▶ _TASK TO COMPLETE_
Below are some records; reproduce every one of them exactly.

**** STORED RECORDS

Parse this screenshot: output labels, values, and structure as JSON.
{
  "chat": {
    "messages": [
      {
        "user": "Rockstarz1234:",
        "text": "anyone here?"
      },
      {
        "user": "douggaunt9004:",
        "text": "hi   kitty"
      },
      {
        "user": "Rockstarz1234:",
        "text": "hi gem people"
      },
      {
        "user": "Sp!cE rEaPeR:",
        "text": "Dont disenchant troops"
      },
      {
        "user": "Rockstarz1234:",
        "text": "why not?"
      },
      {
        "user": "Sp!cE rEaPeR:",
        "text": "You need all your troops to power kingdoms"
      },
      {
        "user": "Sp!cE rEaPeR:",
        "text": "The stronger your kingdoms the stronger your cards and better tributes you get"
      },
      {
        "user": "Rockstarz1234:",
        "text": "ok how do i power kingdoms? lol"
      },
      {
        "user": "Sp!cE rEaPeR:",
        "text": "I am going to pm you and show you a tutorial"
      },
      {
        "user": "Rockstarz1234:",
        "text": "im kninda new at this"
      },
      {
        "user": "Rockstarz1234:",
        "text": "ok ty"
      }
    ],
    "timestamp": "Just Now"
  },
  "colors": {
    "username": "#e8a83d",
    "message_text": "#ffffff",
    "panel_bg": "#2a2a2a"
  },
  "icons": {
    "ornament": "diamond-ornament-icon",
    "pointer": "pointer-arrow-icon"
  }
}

********

▶ _SOLUTION FOR THIS EXERCISE_
Parse this screenshot: output labels, values, and structure as JSON.
{
  "chat": {
    "messages": [
      {
        "user": "Rockstarz1234:",
        "text": "anyone here?"
      },
      {
        "user": "douggaunt9004:",
        "text": "hi   kitty"
      },
      {
        "user": "Rockstarz1234:",
        "text": "hi gem people"
      },
      {
        "user": "Sp!cE rEaPeR:",
        "text": "Dont disenchant troops"
      },
      {
        "user": "Rockstarz1234:",
        "text": "why not?"
      },
      {
        "user": "Sp!cE rEaPeR:",
        "text": "You need all your troops to power kingdoms"
      },
      {
        "user": "Sp!cE rEaPeR:",
        "text": "The stronger your kingdoms the stronger your cards and better tributes you get"
      },
      {
        "user": "Rockstarz1234:",
        "text": "ok how do i power kingdoms? lol"
      },
      {
        "user": "Sp!cE rEaPeR:",
        "text": "I am going to pm you and show you a tutorial"
      },
      {
        "user": "Rockstarz1234:",
        "text": "im kninda new at this"
      },
      {
        "user": "Rockstarz1234:",
        "text": "ok ty"
      }
    ],
    "timestamp": "Just Now"
  },
  "colors": {
    "username": "#e8a83d",
    "message_text": "#ffffff",
    "panel_bg": "#2a2a2a"
  },
  "icons": {
    "ornament": "diamond-ornament-icon",
    "pointer": "pointer-arrow-icon"
  }
}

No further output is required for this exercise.